_INSTRUCTIONS TO FOLLOW_
The records below are to be quoted in full; please keep every word exact.

Dataset records:
▼

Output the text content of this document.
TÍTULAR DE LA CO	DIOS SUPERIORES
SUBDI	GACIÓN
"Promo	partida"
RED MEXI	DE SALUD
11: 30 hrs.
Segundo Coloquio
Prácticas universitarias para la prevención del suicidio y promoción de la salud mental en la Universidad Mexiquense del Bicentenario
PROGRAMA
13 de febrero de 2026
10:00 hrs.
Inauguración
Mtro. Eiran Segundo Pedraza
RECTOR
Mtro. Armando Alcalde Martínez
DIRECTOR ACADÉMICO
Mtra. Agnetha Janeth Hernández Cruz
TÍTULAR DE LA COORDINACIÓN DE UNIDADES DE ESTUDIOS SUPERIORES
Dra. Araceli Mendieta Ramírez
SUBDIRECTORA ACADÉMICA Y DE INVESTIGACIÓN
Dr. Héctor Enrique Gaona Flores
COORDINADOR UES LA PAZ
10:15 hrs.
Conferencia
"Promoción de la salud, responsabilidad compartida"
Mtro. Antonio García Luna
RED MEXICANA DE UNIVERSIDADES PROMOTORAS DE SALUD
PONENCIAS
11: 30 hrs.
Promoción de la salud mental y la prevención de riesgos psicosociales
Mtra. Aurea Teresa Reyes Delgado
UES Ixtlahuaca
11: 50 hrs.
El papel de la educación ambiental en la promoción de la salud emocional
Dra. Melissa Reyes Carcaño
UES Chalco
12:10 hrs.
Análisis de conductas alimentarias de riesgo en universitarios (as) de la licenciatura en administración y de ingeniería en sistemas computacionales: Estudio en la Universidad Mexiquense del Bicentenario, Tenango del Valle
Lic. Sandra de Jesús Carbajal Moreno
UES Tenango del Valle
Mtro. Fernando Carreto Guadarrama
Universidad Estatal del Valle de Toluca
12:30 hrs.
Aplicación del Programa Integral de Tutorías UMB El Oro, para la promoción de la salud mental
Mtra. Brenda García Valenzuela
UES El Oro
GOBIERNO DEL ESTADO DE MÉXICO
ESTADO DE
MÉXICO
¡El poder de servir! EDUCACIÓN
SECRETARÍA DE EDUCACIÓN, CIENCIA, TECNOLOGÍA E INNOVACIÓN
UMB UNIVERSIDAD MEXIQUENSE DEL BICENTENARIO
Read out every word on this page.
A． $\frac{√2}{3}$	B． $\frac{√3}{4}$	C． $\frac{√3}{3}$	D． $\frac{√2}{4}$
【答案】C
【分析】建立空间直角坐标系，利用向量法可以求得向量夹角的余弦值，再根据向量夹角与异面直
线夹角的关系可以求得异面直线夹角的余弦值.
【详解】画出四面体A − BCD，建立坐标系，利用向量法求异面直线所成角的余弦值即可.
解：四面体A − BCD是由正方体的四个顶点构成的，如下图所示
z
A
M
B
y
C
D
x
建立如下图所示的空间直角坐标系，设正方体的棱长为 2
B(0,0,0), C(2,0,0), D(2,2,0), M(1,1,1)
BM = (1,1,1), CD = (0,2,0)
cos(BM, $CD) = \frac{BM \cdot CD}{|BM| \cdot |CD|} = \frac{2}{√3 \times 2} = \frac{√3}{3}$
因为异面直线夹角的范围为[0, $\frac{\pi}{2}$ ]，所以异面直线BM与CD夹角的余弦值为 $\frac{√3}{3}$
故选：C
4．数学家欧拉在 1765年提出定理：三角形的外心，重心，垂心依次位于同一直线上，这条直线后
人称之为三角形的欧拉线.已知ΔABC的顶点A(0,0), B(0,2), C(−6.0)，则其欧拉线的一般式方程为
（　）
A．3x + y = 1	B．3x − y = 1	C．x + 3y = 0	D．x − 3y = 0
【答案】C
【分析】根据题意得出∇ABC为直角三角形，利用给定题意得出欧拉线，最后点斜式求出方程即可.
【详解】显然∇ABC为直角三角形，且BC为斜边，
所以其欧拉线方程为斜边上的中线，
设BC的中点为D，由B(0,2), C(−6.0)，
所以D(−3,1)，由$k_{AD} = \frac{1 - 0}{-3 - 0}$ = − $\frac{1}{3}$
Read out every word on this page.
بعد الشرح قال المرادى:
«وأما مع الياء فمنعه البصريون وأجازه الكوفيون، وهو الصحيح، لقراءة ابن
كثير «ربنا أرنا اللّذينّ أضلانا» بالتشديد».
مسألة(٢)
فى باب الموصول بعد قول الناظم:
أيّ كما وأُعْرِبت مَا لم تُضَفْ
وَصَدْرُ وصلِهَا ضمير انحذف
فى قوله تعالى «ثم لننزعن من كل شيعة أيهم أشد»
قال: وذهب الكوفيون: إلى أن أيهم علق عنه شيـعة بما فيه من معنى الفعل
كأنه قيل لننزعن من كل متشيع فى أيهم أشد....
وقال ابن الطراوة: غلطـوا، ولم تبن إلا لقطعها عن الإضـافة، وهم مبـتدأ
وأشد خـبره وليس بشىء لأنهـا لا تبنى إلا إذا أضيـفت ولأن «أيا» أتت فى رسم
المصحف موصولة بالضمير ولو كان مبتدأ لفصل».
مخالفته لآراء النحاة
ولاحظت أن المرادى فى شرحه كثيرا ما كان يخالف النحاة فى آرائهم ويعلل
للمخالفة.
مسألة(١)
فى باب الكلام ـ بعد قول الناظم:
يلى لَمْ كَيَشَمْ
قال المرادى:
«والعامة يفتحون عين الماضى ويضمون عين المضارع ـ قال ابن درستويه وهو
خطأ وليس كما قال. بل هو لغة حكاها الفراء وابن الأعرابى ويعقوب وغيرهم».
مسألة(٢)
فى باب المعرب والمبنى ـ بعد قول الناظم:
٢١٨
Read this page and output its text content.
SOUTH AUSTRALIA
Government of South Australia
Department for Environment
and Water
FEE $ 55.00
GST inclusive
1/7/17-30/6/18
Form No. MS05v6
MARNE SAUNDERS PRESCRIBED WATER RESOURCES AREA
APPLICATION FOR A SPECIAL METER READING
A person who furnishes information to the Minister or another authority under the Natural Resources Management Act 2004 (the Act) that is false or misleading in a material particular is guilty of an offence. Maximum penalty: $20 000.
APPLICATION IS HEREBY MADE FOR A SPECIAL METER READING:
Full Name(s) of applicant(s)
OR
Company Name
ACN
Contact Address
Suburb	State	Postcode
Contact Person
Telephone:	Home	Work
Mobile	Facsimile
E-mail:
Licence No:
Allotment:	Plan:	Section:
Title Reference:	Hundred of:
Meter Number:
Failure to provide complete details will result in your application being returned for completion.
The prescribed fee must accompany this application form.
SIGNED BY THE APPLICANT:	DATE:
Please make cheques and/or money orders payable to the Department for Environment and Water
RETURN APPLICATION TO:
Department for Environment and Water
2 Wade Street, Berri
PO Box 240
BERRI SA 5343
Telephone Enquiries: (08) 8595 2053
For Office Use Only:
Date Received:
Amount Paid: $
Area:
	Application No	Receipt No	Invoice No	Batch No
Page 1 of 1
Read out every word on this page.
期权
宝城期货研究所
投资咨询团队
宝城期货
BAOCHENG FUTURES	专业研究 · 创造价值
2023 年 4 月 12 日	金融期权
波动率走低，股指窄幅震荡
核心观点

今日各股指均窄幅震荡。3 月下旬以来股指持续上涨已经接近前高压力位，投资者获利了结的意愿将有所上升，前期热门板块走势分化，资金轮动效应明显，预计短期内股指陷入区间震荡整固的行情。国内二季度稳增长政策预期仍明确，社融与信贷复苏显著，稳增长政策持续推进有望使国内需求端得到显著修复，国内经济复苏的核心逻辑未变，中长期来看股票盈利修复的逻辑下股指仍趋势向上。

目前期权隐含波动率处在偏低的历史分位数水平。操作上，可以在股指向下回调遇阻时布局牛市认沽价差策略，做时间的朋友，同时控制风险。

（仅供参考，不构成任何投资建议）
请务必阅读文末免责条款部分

▲

_WRITTEN REPLY_
Output the text content of this document.
TÍTULAR DE LA CO	DIOS SUPERIORES
SUBDI	GACIÓN
"Promo	partida"
RED MEXI	DE SALUD
11: 30 hrs.
Segundo Coloquio
Prácticas universitarias para la prevención del suicidio y promoción de la salud mental en la Universidad Mexiquense del Bicentenario
PROGRAMA
13 de febrero de 2026
10:00 hrs.
Inauguración
Mtro. Eiran Segundo Pedraza
RECTOR
Mtro. Armando Alcalde Martínez
DIRECTOR ACADÉMICO
Mtra. Agnetha Janeth Hernández Cruz
TÍTULAR DE LA COORDINACIÓN DE UNIDADES DE ESTUDIOS SUPERIORES
Dra. Araceli Mendieta Ramírez
SUBDIRECTORA ACADÉMICA Y DE INVESTIGACIÓN
Dr. Héctor Enrique Gaona Flores
COORDINADOR UES LA PAZ
10:15 hrs.
Conferencia
"Promoción de la salud, responsabilidad compartida"
Mtro. Antonio García Luna
RED MEXICANA DE UNIVERSIDADES PROMOTORAS DE SALUD
PONENCIAS
11: 30 hrs.
Promoción de la salud mental y la prevención de riesgos psicosociales
Mtra. Aurea Teresa Reyes Delgado
UES Ixtlahuaca
11: 50 hrs.
El papel de la educación ambiental en la promoción de la salud emocional
Dra. Melissa Reyes Carcaño
UES Chalco
12:10 hrs.
Análisis de conductas alimentarias de riesgo en universitarios (as) de la licenciatura en administración y de ingeniería en sistemas computacionales: Estudio en la Universidad Mexiquense del Bicentenario, Tenango del Valle
Lic. Sandra de Jesús Carbajal Moreno
UES Tenango del Valle
Mtro. Fernando Carreto Guadarrama
Universidad Estatal del Valle de Toluca
12:30 hrs.
Aplicación del Programa Integral de Tutorías UMB El Oro, para la promoción de la salud mental
Mtra. Brenda García Valenzuela
UES El Oro
GOBIERNO DEL ESTADO DE MÉXICO
ESTADO DE
MÉXICO
¡El poder de servir! EDUCACIÓN
SECRETARÍA DE EDUCACIÓN, CIENCIA, TECNOLOGÍA E INNOVACIÓN
UMB UNIVERSIDAD MEXIQUENSE DEL BICENTENARIO
Read out every word on this page.
A． $\frac{√2}{3}$	B． $\frac{√3}{4}$	C． $\frac{√3}{3}$	D． $\frac{√2}{4}$
【答案】C
【分析】建立空间直角坐标系，利用向量法可以求得向量夹角的余弦值，再根据向量夹角与异面直
线夹角的关系可以求得异面直线夹角的余弦值.
【详解】画出四面体A − BCD，建立坐标系，利用向量法求异面直线所成角的余弦值即可.
解：四面体A − BCD是由正方体的四个顶点构成的，如下图所示
z
A
M
B
y
C
D
x
建立如下图所示的空间直角坐标系，设正方体的棱长为 2
B(0,0,0), C(2,0,0), D(2,2,0), M(1,1,1)
BM = (1,1,1), CD = (0,2,0)
cos(BM, $CD) = \frac{BM \cdot CD}{|BM| \cdot |CD|} = \frac{2}{√3 \times 2} = \frac{√3}{3}$
因为异面直线夹角的范围为[0, $\frac{\pi}{2}$ ]，所以异面直线BM与CD夹角的余弦值为 $\frac{√3}{3}$
故选：C
4．数学家欧拉在 1765年提出定理：三角形的外心，重心，垂心依次位于同一直线上，这条直线后
人称之为三角形的欧拉线.已知ΔABC的顶点A(0,0), B(0,2), C(−6.0)，则其欧拉线的一般式方程为
（　）
A．3x + y = 1	B．3x − y = 1	C．x + 3y = 0	D．x − 3y = 0
【答案】C
【分析】根据题意得出∇ABC为直角三角形，利用给定题意得出欧拉线，最后点斜式求出方程即可.
【详解】显然∇ABC为直角三角形，且BC为斜边，
所以其欧拉线方程为斜边上的中线，
设BC的中点为D，由B(0,2), C(−6.0)，
所以D(−3,1)，由$k_{AD} = \frac{1 - 0}{-3 - 0}$ = − $\frac{1}{3}$
Read out every word on this page.
بعد الشرح قال المرادى:
«وأما مع الياء فمنعه البصريون وأجازه الكوفيون، وهو الصحيح، لقراءة ابن
كثير «ربنا أرنا اللّذينّ أضلانا» بالتشديد».
مسألة(٢)
فى باب الموصول بعد قول الناظم:
أيّ كما وأُعْرِبت مَا لم تُضَفْ
وَصَدْرُ وصلِهَا ضمير انحذف
فى قوله تعالى «ثم لننزعن من كل شيعة أيهم أشد»
قال: وذهب الكوفيون: إلى أن أيهم علق عنه شيـعة بما فيه من معنى الفعل
كأنه قيل لننزعن من كل متشيع فى أيهم أشد....
وقال ابن الطراوة: غلطـوا، ولم تبن إلا لقطعها عن الإضـافة، وهم مبـتدأ
وأشد خـبره وليس بشىء لأنهـا لا تبنى إلا إذا أضيـفت ولأن «أيا» أتت فى رسم
المصحف موصولة بالضمير ولو كان مبتدأ لفصل».
مخالفته لآراء النحاة
ولاحظت أن المرادى فى شرحه كثيرا ما كان يخالف النحاة فى آرائهم ويعلل
للمخالفة.
مسألة(١)
فى باب الكلام ـ بعد قول الناظم:
يلى لَمْ كَيَشَمْ
قال المرادى:
«والعامة يفتحون عين الماضى ويضمون عين المضارع ـ قال ابن درستويه وهو
خطأ وليس كما قال. بل هو لغة حكاها الفراء وابن الأعرابى ويعقوب وغيرهم».
مسألة(٢)
فى باب المعرب والمبنى ـ بعد قول الناظم:
٢١٨
Read this page and output its text content.
SOUTH AUSTRALIA
Government of South Australia
Department for Environment
and Water
FEE $ 55.00
GST inclusive
1/7/17-30/6/18
Form No. MS05v6
MARNE SAUNDERS PRESCRIBED WATER RESOURCES AREA
APPLICATION FOR A SPECIAL METER READING
A person who furnishes information to the Minister or another authority under the Natural Resources Management Act 2004 (the Act) that is false or misleading in a material particular is guilty of an offence. Maximum penalty: $20 000.
APPLICATION IS HEREBY MADE FOR A SPECIAL METER READING:
Full Name(s) of applicant(s)
OR
Company Name
ACN
Contact Address
Suburb	State	Postcode
Contact Person
Telephone:	Home	Work
Mobile	Facsimile
E-mail:
Licence No:
Allotment:	Plan:	Section:
Title Reference:	Hundred of:
Meter Number:
Failure to provide complete details will result in your application being returned for completion.
The prescribed fee must accompany this application form.
SIGNED BY THE APPLICANT:	DATE:
Please make cheques and/or money orders payable to the Department for Environment and Water
RETURN APPLICATION TO:
Department for Environment and Water
2 Wade Street, Berri
PO Box 240
BERRI SA 5343
Telephone Enquiries: (08) 8595 2053
For Office Use Only:
Date Received:
Amount Paid: $
Area:
	Application No	Receipt No	Invoice No	Batch No
Page 1 of 1
Read out every word on this page.
期权
宝城期货研究所
投资咨询团队
宝城期货
BAOCHENG FUTURES	专业研究 · 创造价值
2023 年 4 月 12 日	金融期权
波动率走低，股指窄幅震荡
核心观点

今日各股指均窄幅震荡。3 月下旬以来股指持续上涨已经接近前高压力位，投资者获利了结的意愿将有所上升，前期热门板块走势分化，资金轮动效应明显，预计短期内股指陷入区间震荡整固的行情。国内二季度稳增长政策预期仍明确，社融与信贷复苏显著，稳增长政策持续推进有望使国内需求端得到显著修复，国内经济复苏的核心逻辑未变，中长期来看股票盈利修复的逻辑下股指仍趋势向上。

目前期权隐含波动率处在偏低的历史分位数水平。操作上，可以在股指向下回调遇阻时布局牛市认沽价差策略，做时间的朋友，同时控制风险。

（仅供参考，不构成任何投资建议）
请务必阅读文末免责条款部分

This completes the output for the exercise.